## EXERCISE
In the listing below, find every line containing "waveform" and copy it out.

## DATA PROVIDED
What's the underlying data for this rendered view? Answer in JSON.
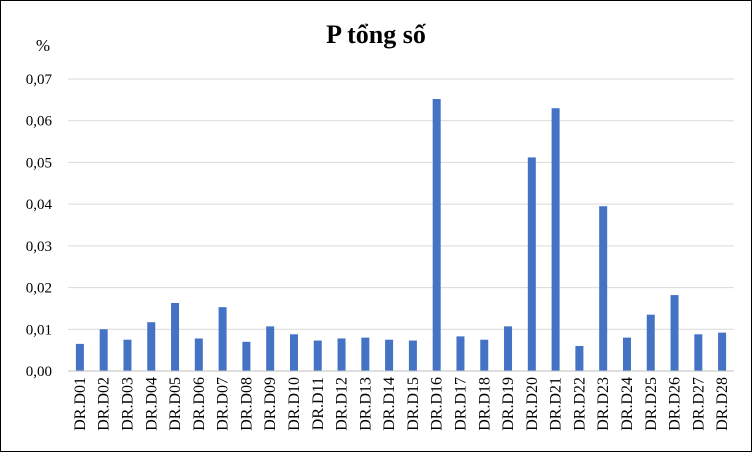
{
  "chart_data": {
    "type": "bar",
    "title": "P tổng số",
    "ylabel": "%",
    "xlabel": "",
    "ylim": [
      0,
      0.07
    ],
    "yticks": [
      "0,00",
      "0,01",
      "0,02",
      "0,03",
      "0,04",
      "0,05",
      "0,06",
      "0,07"
    ],
    "grid": true,
    "legend": "none",
    "bar_color": "#4472c4",
    "categories": [
      "DR.D01",
      "DR.D02",
      "DR.D03",
      "DR.D04",
      "DR.D05",
      "DR.D06",
      "DR.D07",
      "DR.D08",
      "DR.D09",
      "DR.D10",
      "DR.D11",
      "DR.D12",
      "DR.D13",
      "DR.D14",
      "DR.D15",
      "DR.D16",
      "DR.D17",
      "DR.D18",
      "DR.D19",
      "DR.D20",
      "DR.D21",
      "DR.D22",
      "DR.D23",
      "DR.D24",
      "DR.D25",
      "DR.D26",
      "DR.D27",
      "DR.D28"
    ],
    "values": [
      0.0065,
      0.01,
      0.0075,
      0.0117,
      0.0163,
      0.0078,
      0.0153,
      0.007,
      0.0107,
      0.0088,
      0.0073,
      0.0078,
      0.008,
      0.0075,
      0.0073,
      0.0652,
      0.0083,
      0.0075,
      0.0107,
      0.0512,
      0.063,
      0.006,
      0.0395,
      0.008,
      0.0135,
      0.0182,
      0.0088,
      0.0092
    ]
  }
}
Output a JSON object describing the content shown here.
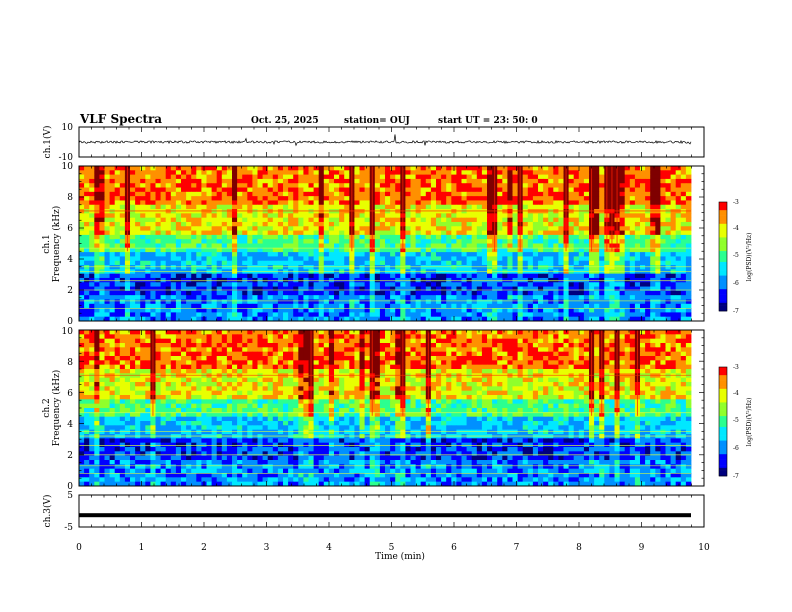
{
  "header": {
    "title": "VLF Spectra",
    "date": "Oct. 25, 2025",
    "station": "station= OUJ",
    "start": "start  UT  =   23: 50: 0"
  },
  "colors": {
    "trace": "#000000",
    "colormap": [
      "#00007f",
      "#0000ff",
      "#0090ff",
      "#00e8ff",
      "#2bff90",
      "#90ff2b",
      "#e8ff00",
      "#ff9000",
      "#ff0000",
      "#7f0000"
    ]
  },
  "chart_data": [
    {
      "type": "line",
      "name": "ch1-waveform",
      "ylabel": "ch.1(V)",
      "ylim": [
        -10,
        10
      ],
      "ytick_labels": [
        "10",
        "-10"
      ],
      "baseline": 0
    },
    {
      "type": "heatmap",
      "name": "ch1-spectrogram",
      "ylabel_top": "ch.1",
      "ylabel": "Frequency  (kHz)",
      "ylim": [
        0,
        10
      ],
      "ytick_labels": [
        "0",
        "2",
        "4",
        "6",
        "8",
        "10"
      ],
      "xlim": [
        0,
        9.8
      ],
      "colorbar": {
        "label": "log(PSD)(V²/Hz)",
        "range": [
          -7,
          -3
        ],
        "tick_labels": [
          "-3",
          "-4",
          "-5",
          "-6",
          "-7"
        ]
      }
    },
    {
      "type": "heatmap",
      "name": "ch2-spectrogram",
      "ylabel_top": "ch.2",
      "ylabel": "Frequency  (kHz)",
      "ylim": [
        0,
        10
      ],
      "ytick_labels": [
        "0",
        "2",
        "4",
        "6",
        "8",
        "10"
      ],
      "xlim": [
        0,
        9.8
      ],
      "colorbar": {
        "label": "log(PSD)(V²/Hz)",
        "range": [
          -7,
          -3
        ],
        "tick_labels": [
          "-3",
          "-4",
          "-5",
          "-6",
          "-7"
        ]
      }
    },
    {
      "type": "line",
      "name": "ch3-waveform",
      "ylabel": "ch.3(V)",
      "ylim": [
        -5,
        5
      ],
      "ytick_labels": [
        "5",
        "-5"
      ],
      "baseline": -1.3
    }
  ],
  "xaxis": {
    "label": "Time  (min)",
    "range": [
      0,
      10
    ],
    "tick_labels": [
      "0",
      "1",
      "2",
      "3",
      "4",
      "5",
      "6",
      "7",
      "8",
      "9",
      "10"
    ]
  }
}
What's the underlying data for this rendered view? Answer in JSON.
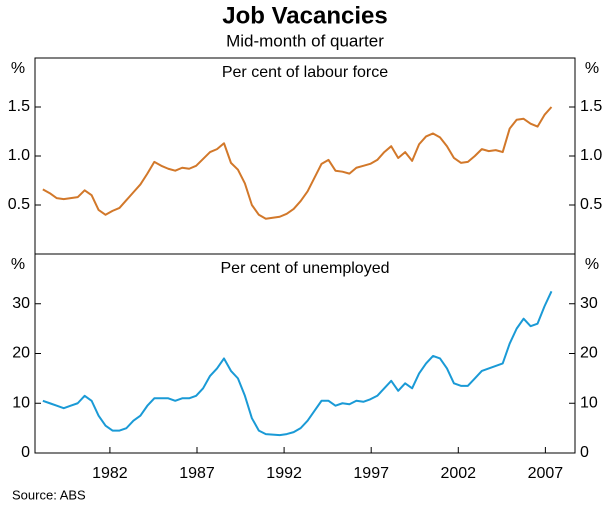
{
  "title": "Job Vacancies",
  "subtitle": "Mid-month of quarter",
  "source": "Source: ABS",
  "chart_data": [
    {
      "type": "line",
      "panel_title": "Per cent of labour force",
      "ylabel": "%",
      "xlim": [
        1977.7,
        2008.7
      ],
      "ylim": [
        0,
        2
      ],
      "yticks": [
        0.5,
        {
          "value": 1,
          "label": "1.0"
        },
        1.5
      ],
      "grid": false,
      "x": [
        1978.15,
        1978.55,
        1978.95,
        1979.35,
        1979.75,
        1980.15,
        1980.55,
        1980.95,
        1981.35,
        1981.75,
        1982.15,
        1982.55,
        1982.95,
        1983.35,
        1983.75,
        1984.15,
        1984.55,
        1984.95,
        1985.35,
        1985.75,
        1986.15,
        1986.55,
        1986.95,
        1987.35,
        1987.75,
        1988.15,
        1988.55,
        1988.95,
        1989.35,
        1989.75,
        1990.15,
        1990.55,
        1990.95,
        1991.35,
        1991.75,
        1992.15,
        1992.55,
        1992.95,
        1993.35,
        1993.75,
        1994.15,
        1994.55,
        1994.95,
        1995.35,
        1995.75,
        1996.15,
        1996.55,
        1996.95,
        1997.35,
        1997.75,
        1998.15,
        1998.55,
        1998.95,
        1999.35,
        1999.75,
        2000.15,
        2000.55,
        2000.95,
        2001.35,
        2001.75,
        2002.15,
        2002.55,
        2002.95,
        2003.35,
        2003.75,
        2004.15,
        2004.55,
        2004.95,
        2005.35,
        2005.75,
        2006.15,
        2006.55,
        2006.95,
        2007.35
      ],
      "series": [
        {
          "color": "#d2782a",
          "values": [
            0.66,
            0.62,
            0.57,
            0.56,
            0.57,
            0.58,
            0.65,
            0.6,
            0.45,
            0.4,
            0.44,
            0.47,
            0.55,
            0.63,
            0.71,
            0.82,
            0.94,
            0.9,
            0.87,
            0.85,
            0.88,
            0.87,
            0.9,
            0.97,
            1.04,
            1.07,
            1.13,
            0.93,
            0.86,
            0.72,
            0.5,
            0.4,
            0.36,
            0.37,
            0.38,
            0.41,
            0.46,
            0.54,
            0.64,
            0.78,
            0.92,
            0.96,
            0.85,
            0.84,
            0.82,
            0.88,
            0.9,
            0.92,
            0.96,
            1.04,
            1.1,
            0.98,
            1.04,
            0.95,
            1.12,
            1.2,
            1.23,
            1.19,
            1.1,
            0.98,
            0.93,
            0.94,
            1.0,
            1.07,
            1.05,
            1.06,
            1.04,
            1.28,
            1.37,
            1.38,
            1.33,
            1.3,
            1.42,
            1.5
          ]
        }
      ]
    },
    {
      "type": "line",
      "panel_title": "Per cent of unemployed",
      "ylabel": "%",
      "xlim": [
        1977.7,
        2008.7
      ],
      "ylim": [
        0,
        40
      ],
      "xticks": [
        1982,
        1987,
        1992,
        1997,
        2002,
        2007
      ],
      "yticks": [
        0,
        10,
        20,
        30
      ],
      "grid": false,
      "x": [
        1978.15,
        1978.55,
        1978.95,
        1979.35,
        1979.75,
        1980.15,
        1980.55,
        1980.95,
        1981.35,
        1981.75,
        1982.15,
        1982.55,
        1982.95,
        1983.35,
        1983.75,
        1984.15,
        1984.55,
        1984.95,
        1985.35,
        1985.75,
        1986.15,
        1986.55,
        1986.95,
        1987.35,
        1987.75,
        1988.15,
        1988.55,
        1988.95,
        1989.35,
        1989.75,
        1990.15,
        1990.55,
        1990.95,
        1991.35,
        1991.75,
        1992.15,
        1992.55,
        1992.95,
        1993.35,
        1993.75,
        1994.15,
        1994.55,
        1994.95,
        1995.35,
        1995.75,
        1996.15,
        1996.55,
        1996.95,
        1997.35,
        1997.75,
        1998.15,
        1998.55,
        1998.95,
        1999.35,
        1999.75,
        2000.15,
        2000.55,
        2000.95,
        2001.35,
        2001.75,
        2002.15,
        2002.55,
        2002.95,
        2003.35,
        2003.75,
        2004.15,
        2004.55,
        2004.95,
        2005.35,
        2005.75,
        2006.15,
        2006.55,
        2006.95,
        2007.35
      ],
      "series": [
        {
          "color": "#1a9ad6",
          "values": [
            10.5,
            10,
            9.5,
            9,
            9.5,
            10,
            11.5,
            10.5,
            7.5,
            5.5,
            4.5,
            4.5,
            5,
            6.5,
            7.5,
            9.5,
            11,
            11,
            11,
            10.5,
            11,
            11,
            11.5,
            13,
            15.5,
            17,
            19,
            16.5,
            15,
            11.5,
            7,
            4.5,
            3.8,
            3.7,
            3.6,
            3.8,
            4.2,
            5,
            6.5,
            8.5,
            10.5,
            10.5,
            9.5,
            10,
            9.8,
            10.5,
            10.3,
            10.8,
            11.5,
            13,
            14.5,
            12.5,
            14,
            13,
            16,
            18,
            19.5,
            19,
            17,
            14,
            13.5,
            13.5,
            15,
            16.5,
            17,
            17.5,
            18,
            22,
            25,
            27,
            25.5,
            26,
            29.5,
            32.5
          ]
        }
      ]
    }
  ]
}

## COMPLETE RESPONSE
      "name": "ch1-waveform",
      "name": "ch3-waveform",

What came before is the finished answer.